— start of Provided entries —

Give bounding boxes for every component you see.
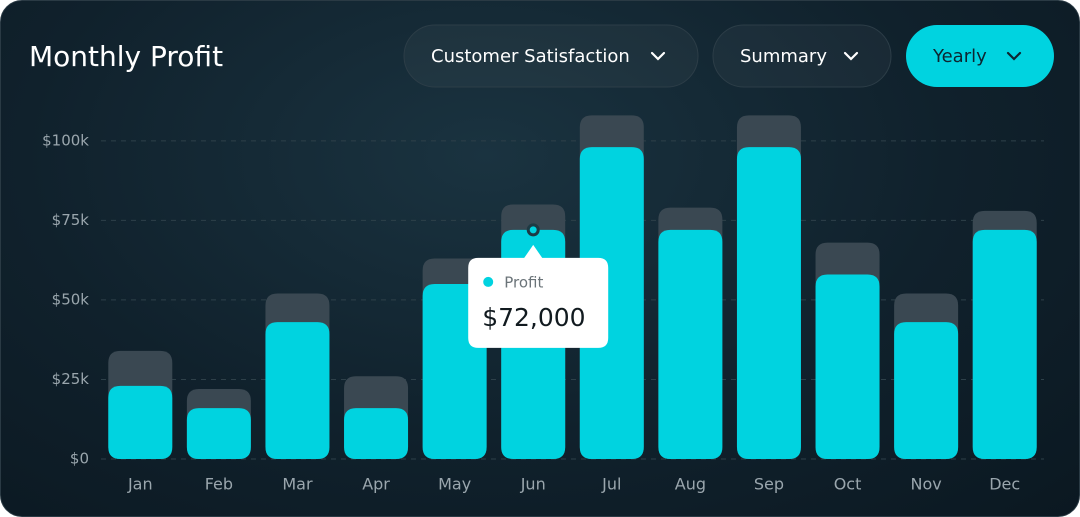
bar xyxy=(894,322,959,459)
x-tick-label: Feb xyxy=(205,475,233,494)
y-tick-label: $0 xyxy=(70,450,89,468)
x-tick-label: Dec xyxy=(989,475,1020,494)
dropdown-bg[interactable] xyxy=(712,24,892,88)
bar xyxy=(736,147,801,459)
x-tick-label: Nov xyxy=(911,475,942,494)
dropdown[interactable]: Customer Satisfaction xyxy=(403,24,699,88)
y-tick-label: $25k xyxy=(52,370,90,388)
tooltip-value: $72,000 xyxy=(482,303,585,332)
dropdown[interactable]: Summary xyxy=(712,24,892,88)
x-tick-label: Jun xyxy=(520,475,546,494)
dropdown-bg[interactable] xyxy=(403,24,699,88)
x-tick-label: Apr xyxy=(362,475,390,494)
x-tick-label: Mar xyxy=(282,475,313,494)
y-tick-label: $50k xyxy=(52,290,90,308)
bar xyxy=(344,408,409,459)
chevron[interactable] xyxy=(1006,51,1022,61)
chevron[interactable] xyxy=(650,51,666,61)
x-tick-label: Oct xyxy=(834,475,862,494)
bar xyxy=(815,274,880,459)
tooltip-swatch xyxy=(483,276,494,287)
y-tick-label: $75k xyxy=(52,211,90,229)
bar xyxy=(186,408,251,459)
x-tick-label: Jan xyxy=(127,475,153,494)
bar xyxy=(579,147,644,459)
dropdown[interactable]: Yearly xyxy=(906,25,1054,87)
dropdown-label[interactable]: Customer Satisfaction xyxy=(431,46,630,67)
tooltip-point xyxy=(526,223,540,237)
tooltip: Profit $72,000 xyxy=(468,244,609,348)
bar xyxy=(972,229,1037,459)
dropdown-label[interactable]: Summary xyxy=(740,46,827,67)
chevron[interactable] xyxy=(843,51,859,61)
y-tick-label: $100k xyxy=(42,131,89,149)
bar xyxy=(108,385,173,459)
bar xyxy=(658,229,723,459)
dropdown-bg[interactable] xyxy=(906,25,1054,87)
dropdown-label[interactable]: Yearly xyxy=(932,46,987,67)
x-tick-label: Jul xyxy=(601,475,621,494)
bar xyxy=(265,322,330,459)
tooltip-box xyxy=(468,244,609,348)
tooltip-series: Profit xyxy=(504,273,543,291)
x-tick-label: May xyxy=(438,475,471,494)
chart-title: Monthly Profit xyxy=(29,40,223,73)
x-tick-label: Aug xyxy=(675,475,706,494)
x-tick-label: Sep xyxy=(754,475,784,494)
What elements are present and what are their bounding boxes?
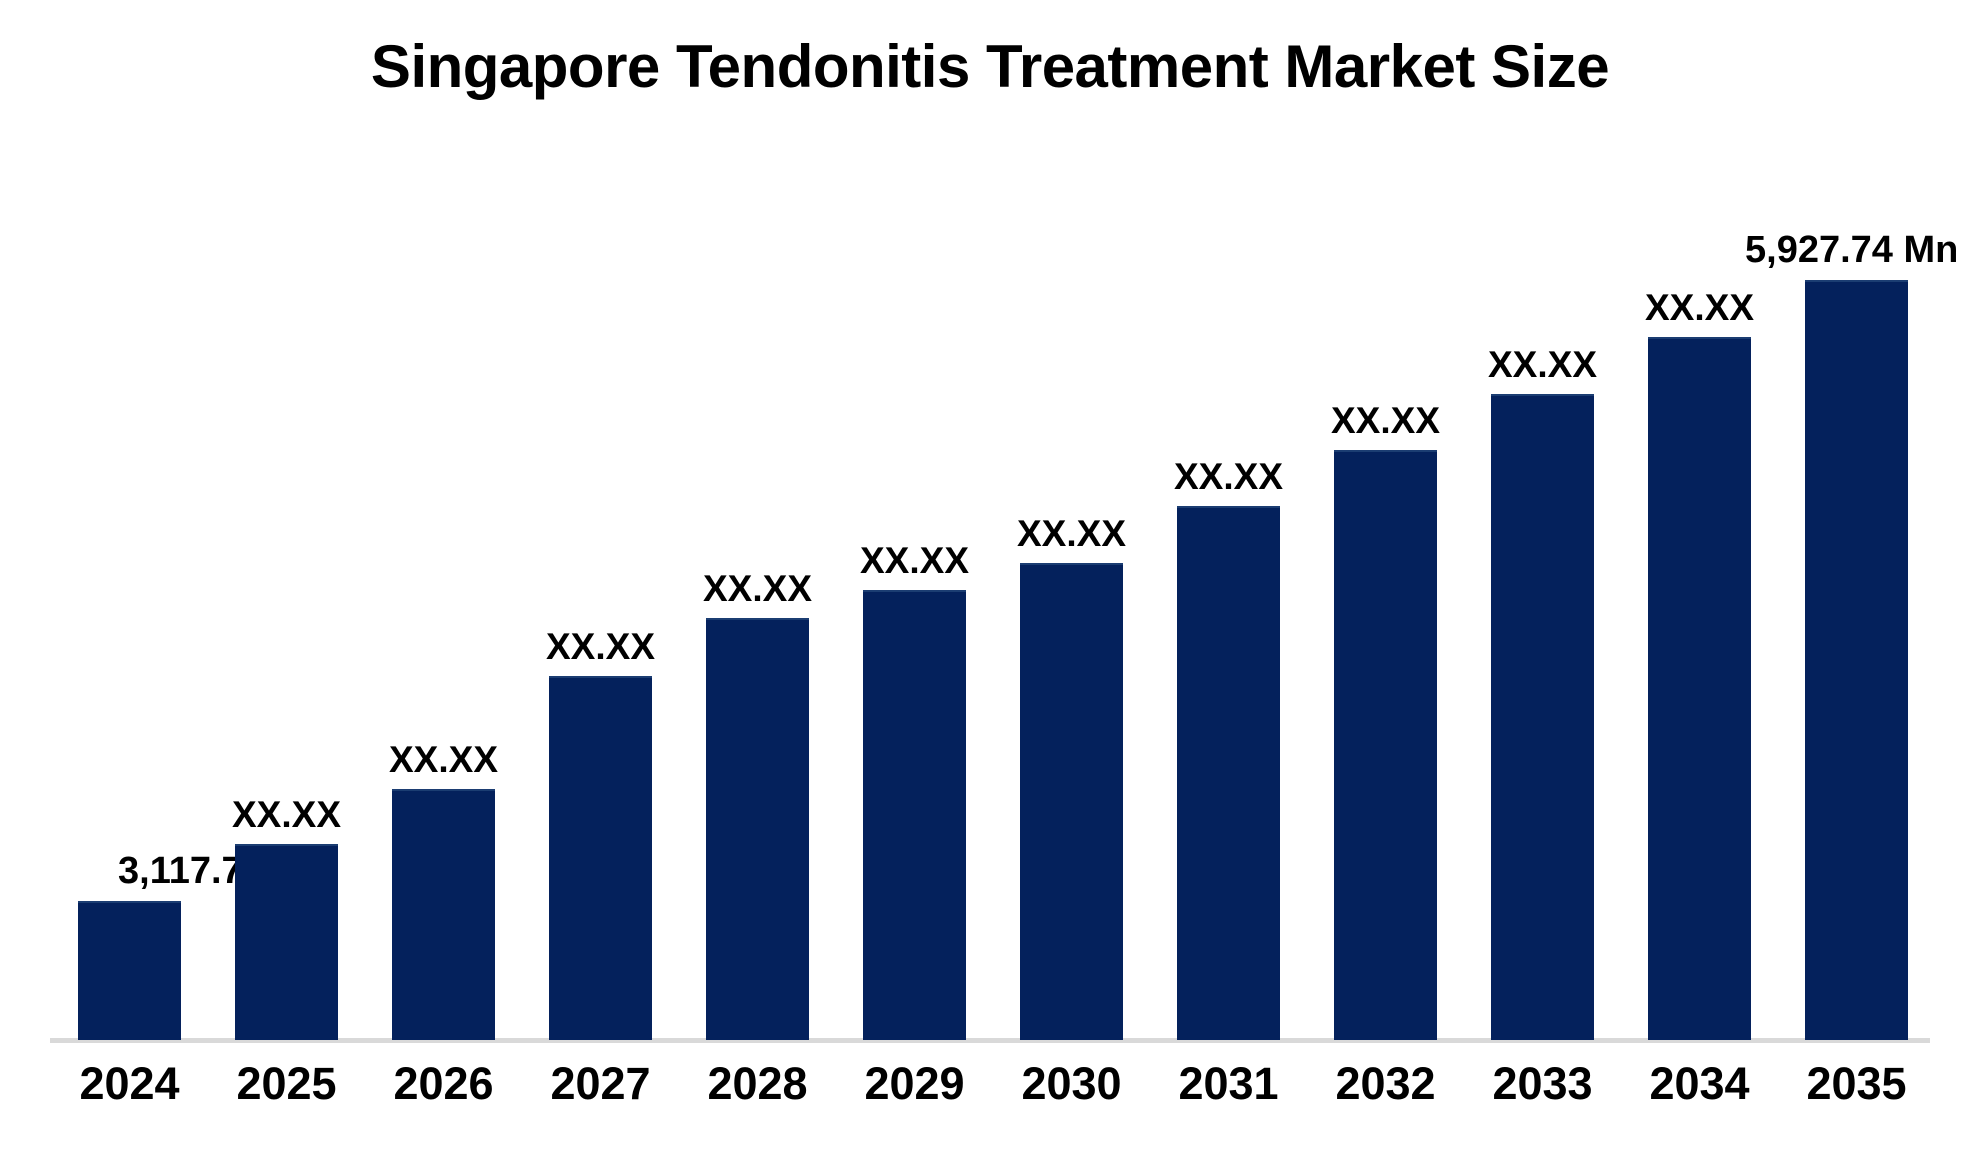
bar-2027[interactable] [549,676,652,1040]
bar-2030[interactable] [1020,563,1123,1040]
bar-label-2027: XX.XX [546,626,655,667]
x-tick-2031: 2031 [1178,1058,1279,1109]
bar-label-2034: XX.XX [1645,287,1754,328]
x-tick-2033: 2033 [1492,1058,1593,1109]
bar-2029[interactable] [863,590,966,1040]
x-tick-2028: 2028 [707,1058,808,1109]
bar-label-2028: XX.XX [703,568,812,609]
x-tick-2030: 2030 [1021,1058,1122,1109]
bar-2025[interactable] [235,844,338,1040]
plot-area: 3,117.74 Mn XX.XX XX.XX XX.XX XX.XX XX.X… [50,229,1959,1043]
x-tick-2025: 2025 [236,1058,337,1109]
bar-label-2026: XX.XX [389,739,498,780]
bar-label-2035: 5,927.74 Mn [1745,229,1959,271]
bar-2033[interactable] [1491,394,1594,1040]
x-tick-2029: 2029 [864,1058,965,1109]
bar-2032[interactable] [1334,450,1437,1040]
x-tick-2027: 2027 [550,1058,651,1109]
chart-title: Singapore Tendonitis Treatment Market Si… [370,33,1610,100]
bar-label-2033: XX.XX [1488,344,1597,385]
x-axis-labels: 2024 2025 2026 2027 2028 2029 2030 2031 … [0,1058,1980,1138]
bar-2026[interactable] [392,789,495,1040]
bar-2024[interactable] [78,901,181,1040]
bar-label-2029: XX.XX [860,540,969,581]
bar-label-2030: XX.XX [1017,513,1126,554]
x-axis-line [50,1038,1930,1043]
x-tick-2035: 2035 [1806,1058,1907,1109]
bar-2028[interactable] [706,618,809,1040]
x-tick-2026: 2026 [393,1058,494,1109]
bar-label-2032: XX.XX [1331,400,1440,441]
bar-2035[interactable] [1805,280,1908,1040]
x-tick-2034: 2034 [1649,1058,1750,1109]
bar-label-2031: XX.XX [1174,456,1283,497]
bar-2031[interactable] [1177,506,1280,1040]
x-tick-2032: 2032 [1335,1058,1436,1109]
bar-2034[interactable] [1648,337,1751,1040]
x-tick-2024: 2024 [79,1058,180,1109]
bar-label-2025: XX.XX [232,794,341,835]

— end of Provided entries —

What to produce:
Rename "interactable" to "clickable" in the data from the line with "bar-2027[interactable] [549,676,652,1040]" up to and including the line with "x-tick-2028: 2028 [707,1058,808,1109]", and write out only those lines with nothing else altered.

Task answer:
bar-2027[clickable] [549,676,652,1040]
bar-2030[clickable] [1020,563,1123,1040]
bar-label-2027: XX.XX [546,626,655,667]
x-tick-2031: 2031 [1178,1058,1279,1109]
bar-label-2034: XX.XX [1645,287,1754,328]
x-tick-2033: 2033 [1492,1058,1593,1109]
bar-2029[clickable] [863,590,966,1040]
x-tick-2028: 2028 [707,1058,808,1109]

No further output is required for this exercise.